# Dataset records:
[start]
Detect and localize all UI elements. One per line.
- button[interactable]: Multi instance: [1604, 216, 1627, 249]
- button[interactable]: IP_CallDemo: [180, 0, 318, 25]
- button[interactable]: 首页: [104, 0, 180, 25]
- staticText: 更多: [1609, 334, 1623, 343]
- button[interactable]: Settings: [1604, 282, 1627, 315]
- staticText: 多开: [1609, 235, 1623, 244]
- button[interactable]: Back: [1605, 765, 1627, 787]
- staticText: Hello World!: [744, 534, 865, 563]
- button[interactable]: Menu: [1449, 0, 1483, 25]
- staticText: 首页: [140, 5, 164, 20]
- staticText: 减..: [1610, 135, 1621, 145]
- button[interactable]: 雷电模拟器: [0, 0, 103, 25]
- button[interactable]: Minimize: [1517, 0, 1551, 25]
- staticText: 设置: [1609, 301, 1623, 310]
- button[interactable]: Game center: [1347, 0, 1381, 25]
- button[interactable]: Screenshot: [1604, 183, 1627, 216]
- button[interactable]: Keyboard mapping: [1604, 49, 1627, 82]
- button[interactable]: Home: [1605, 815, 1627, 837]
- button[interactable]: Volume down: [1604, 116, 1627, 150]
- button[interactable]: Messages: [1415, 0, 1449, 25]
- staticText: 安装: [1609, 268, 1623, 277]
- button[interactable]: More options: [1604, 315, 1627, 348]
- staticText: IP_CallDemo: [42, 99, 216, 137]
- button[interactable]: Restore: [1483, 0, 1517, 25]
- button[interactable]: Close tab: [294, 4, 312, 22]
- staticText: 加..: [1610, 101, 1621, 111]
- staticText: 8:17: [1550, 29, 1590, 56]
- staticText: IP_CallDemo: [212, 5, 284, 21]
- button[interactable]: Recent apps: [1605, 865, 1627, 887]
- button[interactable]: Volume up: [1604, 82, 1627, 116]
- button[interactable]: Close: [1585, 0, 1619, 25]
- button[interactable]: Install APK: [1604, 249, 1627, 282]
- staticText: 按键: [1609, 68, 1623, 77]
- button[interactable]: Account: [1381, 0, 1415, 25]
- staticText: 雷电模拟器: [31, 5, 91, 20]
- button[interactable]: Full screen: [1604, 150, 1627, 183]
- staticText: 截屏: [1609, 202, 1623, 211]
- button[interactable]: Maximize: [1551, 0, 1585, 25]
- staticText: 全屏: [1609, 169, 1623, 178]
[end]
# The request:
Format the item above as a JSON list of strings, with one string for each of its lines and no blank lines.

# Full output:
[
  "Detect and localize all UI elements. One per line.",
  "- button[interactable]: Multi instance: [1604, 216, 1627, 249]",
  "- button[interactable]: IP_CallDemo: [180, 0, 318, 25]",
  "- button[interactable]: 首页: [104, 0, 180, 25]",
  "- staticText: 更多: [1609, 334, 1623, 343]",
  "- button[interactable]: Settings: [1604, 282, 1627, 315]",
  "- staticText: 多开: [1609, 235, 1623, 244]",
  "- button[interactable]: Back: [1605, 765, 1627, 787]",
  "- staticText: Hello World!: [744, 534, 865, 563]",
  "- button[interactable]: Menu: [1449, 0, 1483, 25]",
  "- staticText: 首页: [140, 5, 164, 20]",
  "- staticText: 减..: [1610, 135, 1621, 145]",
  "- button[interactable]: 雷电模拟器: [0, 0, 103, 25]",
  "- button[interactable]: Minimize: [1517, 0, 1551, 25]",
  "- staticText: 设置: [1609, 301, 1623, 310]",
  "- button[interactable]: Game center: [1347, 0, 1381, 25]",
  "- button[interactable]: Screenshot: [1604, 183, 1627, 216]",
  "- button[interactable]: Keyboard mapping: [1604, 49, 1627, 82]",
  "- button[interactable]: Home: [1605, 815, 1627, 837]",
  "- button[interactable]: Volume down: [1604, 116, 1627, 150]",
  "- button[interactable]: Messages: [1415, 0, 1449, 25]",
  "- staticText: 安装: [1609, 268, 1623, 277]",
  "- button[interactable]: More options: [1604, 315, 1627, 348]",
  "- staticText: IP_CallDemo: [42, 99, 216, 137]",
  "- button[interactable]: Restore: [1483, 0, 1517, 25]",
  "- button[interactable]: Close tab: [294, 4, 312, 22]",
  "- staticText: 加..: [1610, 101, 1621, 111]",
  "- staticText: 8:17: [1550, 29, 1590, 56]",
  "- staticText: IP_CallDemo: [212, 5, 284, 21]",
  "- button[interactable]: Recent apps: [1605, 865, 1627, 887]",
  "- button[interactable]: Volume up: [1604, 82, 1627, 116]",
  "- button[interactable]: Close: [1585, 0, 1619, 25]",
  "- button[interactable]: Install APK: [1604, 249, 1627, 282]",
  "- staticText: 按键: [1609, 68, 1623, 77]",
  "- button[interactable]: Account: [1381, 0, 1415, 25]",
  "- staticText: 雷电模拟器: [31, 5, 91, 20]",
  "- button[interactable]: Full screen: [1604, 150, 1627, 183]",
  "- staticText: 截屏: [1609, 202, 1623, 211]",
  "- button[interactable]: Maximize: [1551, 0, 1585, 25]",
  "- staticText: 全屏: [1609, 169, 1623, 178]"
]